Stored data
begin
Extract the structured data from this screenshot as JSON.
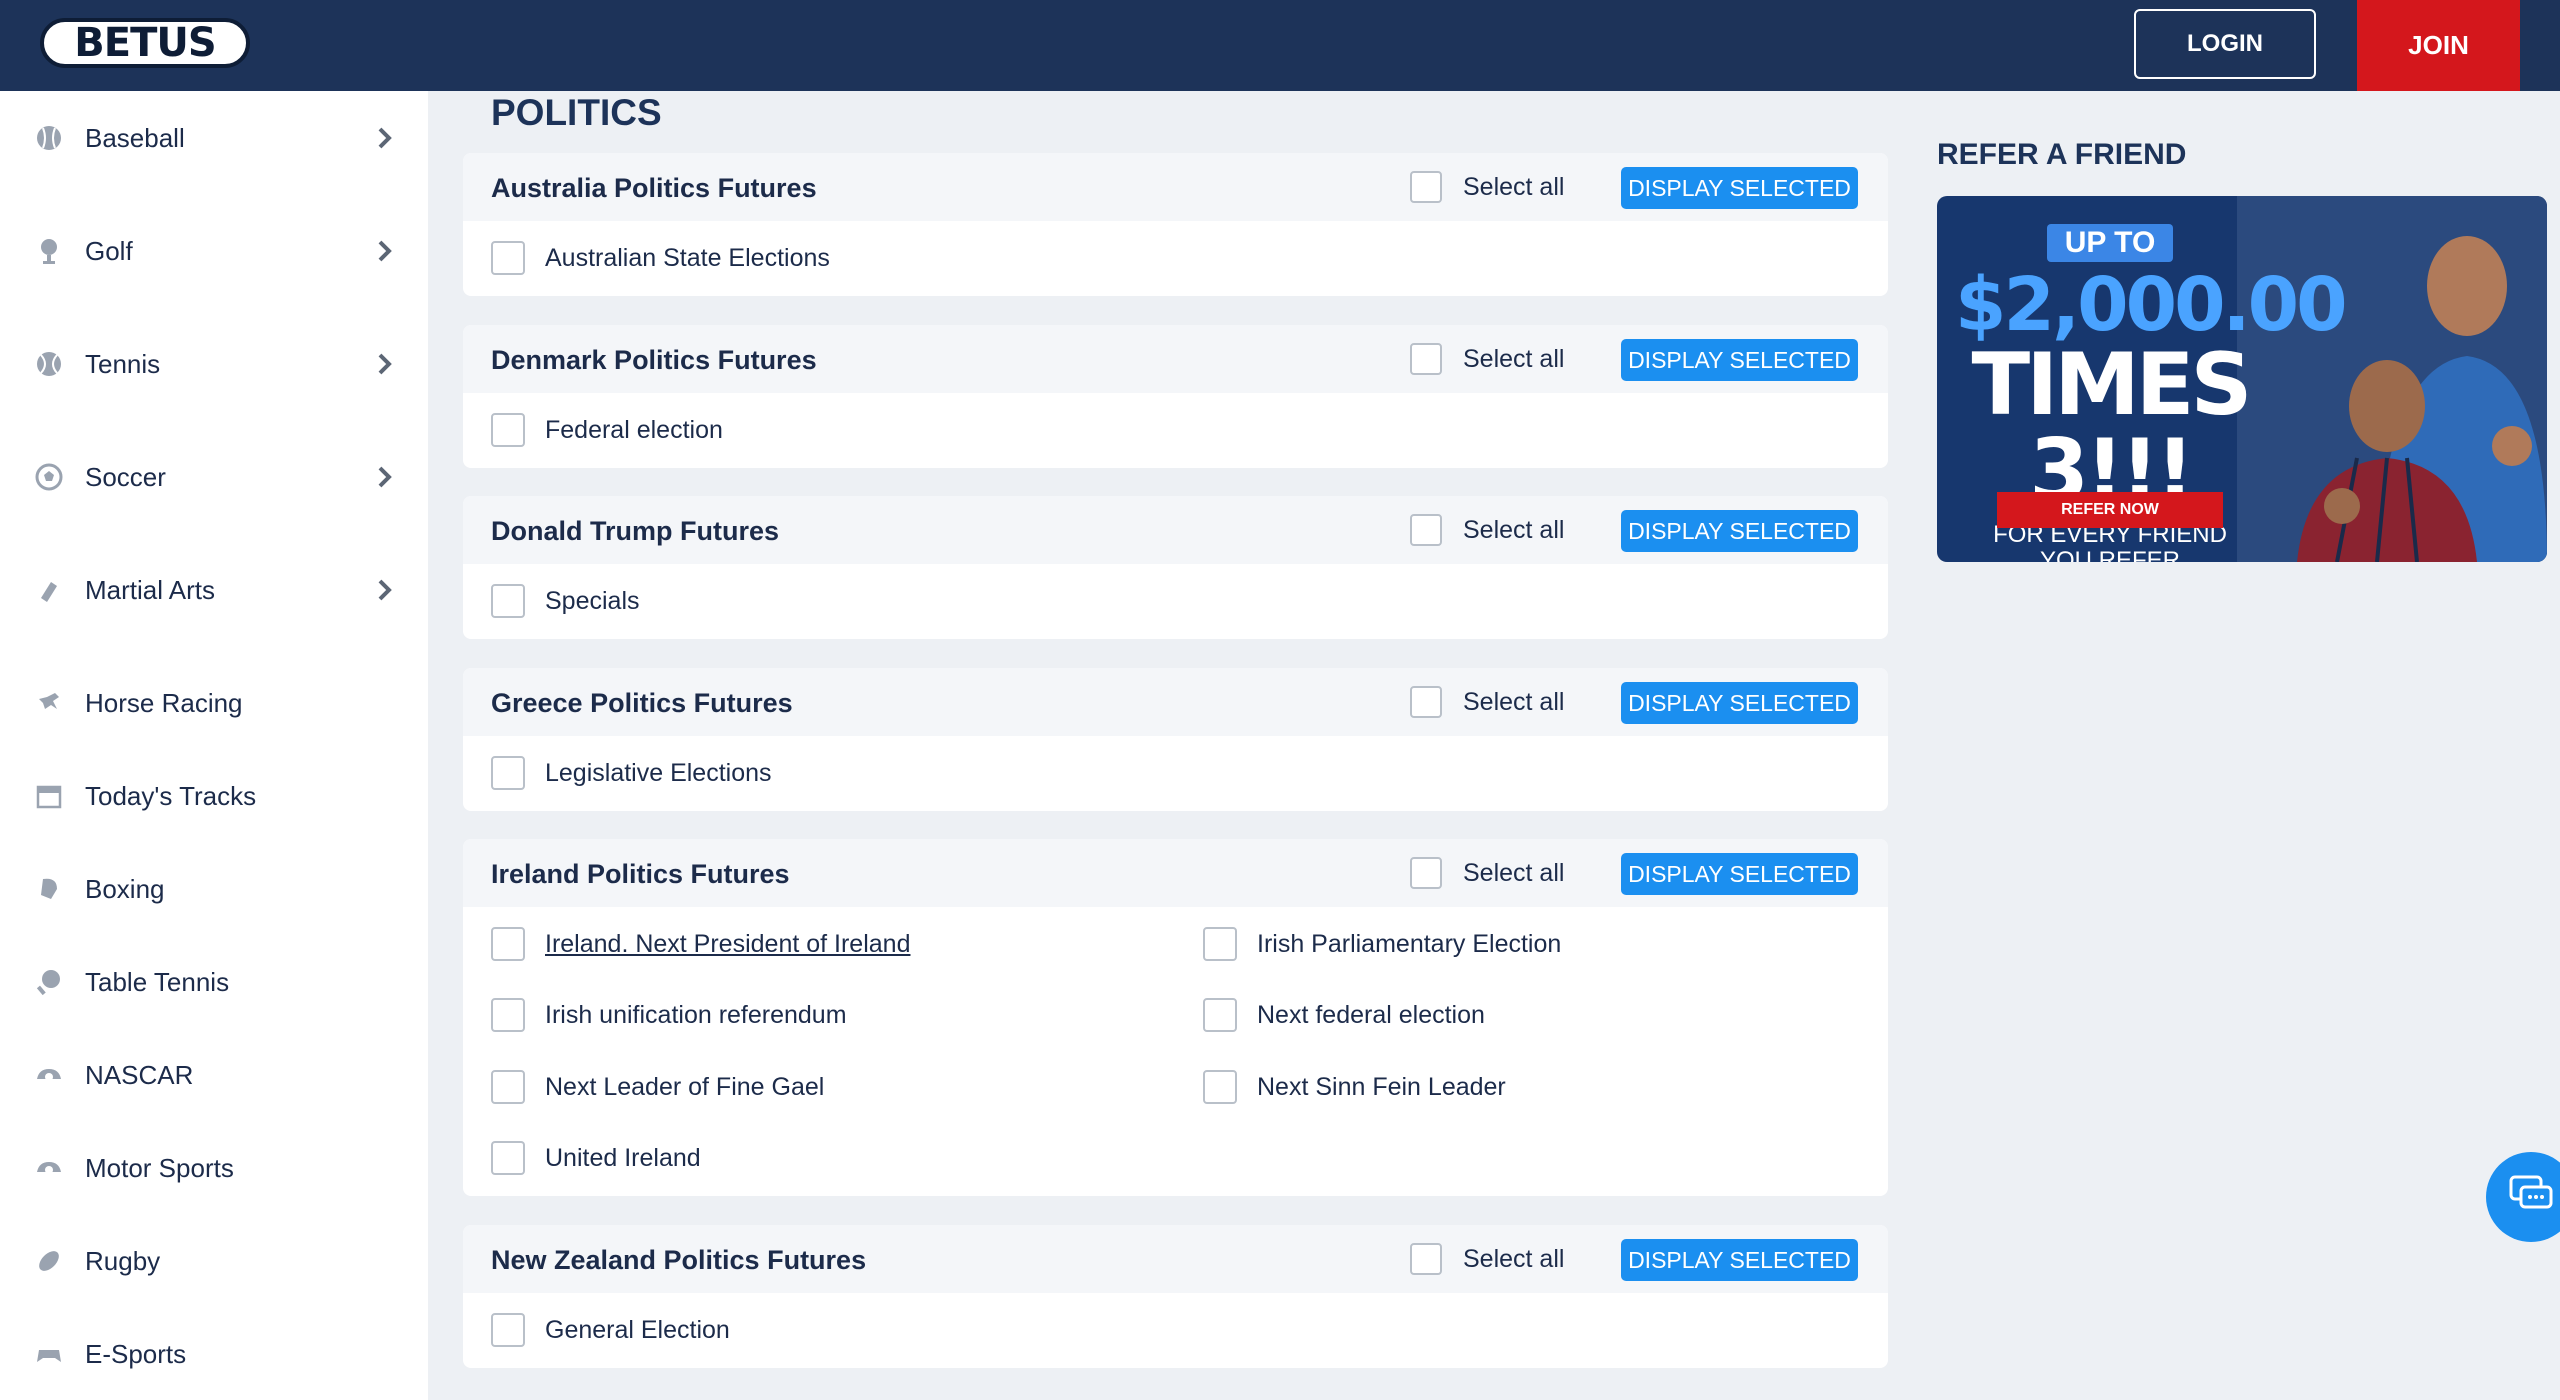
{
  "header": {
    "logo_text": "BETUS",
    "login_label": "LOGIN",
    "join_label": "JOIN"
  },
  "sidebar": {
    "items": [
      {
        "label": "Baseball",
        "icon": "baseball-icon",
        "has_chevron": true
      },
      {
        "label": "Golf",
        "icon": "golf-icon",
        "has_chevron": true
      },
      {
        "label": "Tennis",
        "icon": "tennis-icon",
        "has_chevron": true
      },
      {
        "label": "Soccer",
        "icon": "soccer-icon",
        "has_chevron": true
      },
      {
        "label": "Martial Arts",
        "icon": "martial-arts-icon",
        "has_chevron": true
      },
      {
        "label": "Horse Racing",
        "icon": "horse-racing-icon",
        "has_chevron": false
      },
      {
        "label": "Today's Tracks",
        "icon": "calendar-icon",
        "has_chevron": false
      },
      {
        "label": "Boxing",
        "icon": "boxing-icon",
        "has_chevron": false
      },
      {
        "label": "Table Tennis",
        "icon": "table-tennis-icon",
        "has_chevron": false
      },
      {
        "label": "NASCAR",
        "icon": "nascar-icon",
        "has_chevron": false
      },
      {
        "label": "Motor Sports",
        "icon": "motor-sports-icon",
        "has_chevron": false
      },
      {
        "label": "Rugby",
        "icon": "rugby-icon",
        "has_chevron": false
      },
      {
        "label": "E-Sports",
        "icon": "esports-icon",
        "has_chevron": false
      }
    ]
  },
  "main": {
    "title": "POLITICS",
    "select_all_label": "Select all",
    "display_selected_label": "DISPLAY SELECTED",
    "sections": [
      {
        "title": "Australia Politics Futures",
        "options": [
          "Australian State Elections"
        ]
      },
      {
        "title": "Denmark Politics Futures",
        "options": [
          "Federal election"
        ]
      },
      {
        "title": "Donald Trump Futures",
        "options": [
          "Specials"
        ]
      },
      {
        "title": "Greece Politics Futures",
        "options": [
          "Legislative Elections"
        ]
      },
      {
        "title": "Ireland Politics Futures",
        "options": [
          "Ireland. Next President of Ireland",
          "Irish Parliamentary Election",
          "Irish unification referendum",
          "Next federal election",
          "Next Leader of Fine Gael",
          "Next Sinn Fein Leader",
          "United Ireland"
        ]
      },
      {
        "title": "New Zealand Politics Futures",
        "options": [
          "General Election"
        ]
      }
    ]
  },
  "right": {
    "refer_title": "REFER A FRIEND",
    "promo": {
      "upto": "UP TO",
      "amount": "$2,000.00",
      "times": "TIMES 3!!!",
      "sub1": "FOR EVERY FRIEND",
      "sub2": "YOU REFER",
      "button": "REFER NOW"
    }
  },
  "colors": {
    "header_bg": "#1d3359",
    "join_red": "#d4171c",
    "accent_blue": "#1b8ff0",
    "page_bg": "#edf0f4"
  }
}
end
Among the records above, find each line holding the string "Next" and pull it out.

          "Ireland. Next President of Ireland",
          "Next federal election",
          "Next Leader of Fine Gael",
          "Next Sinn Fein Leader",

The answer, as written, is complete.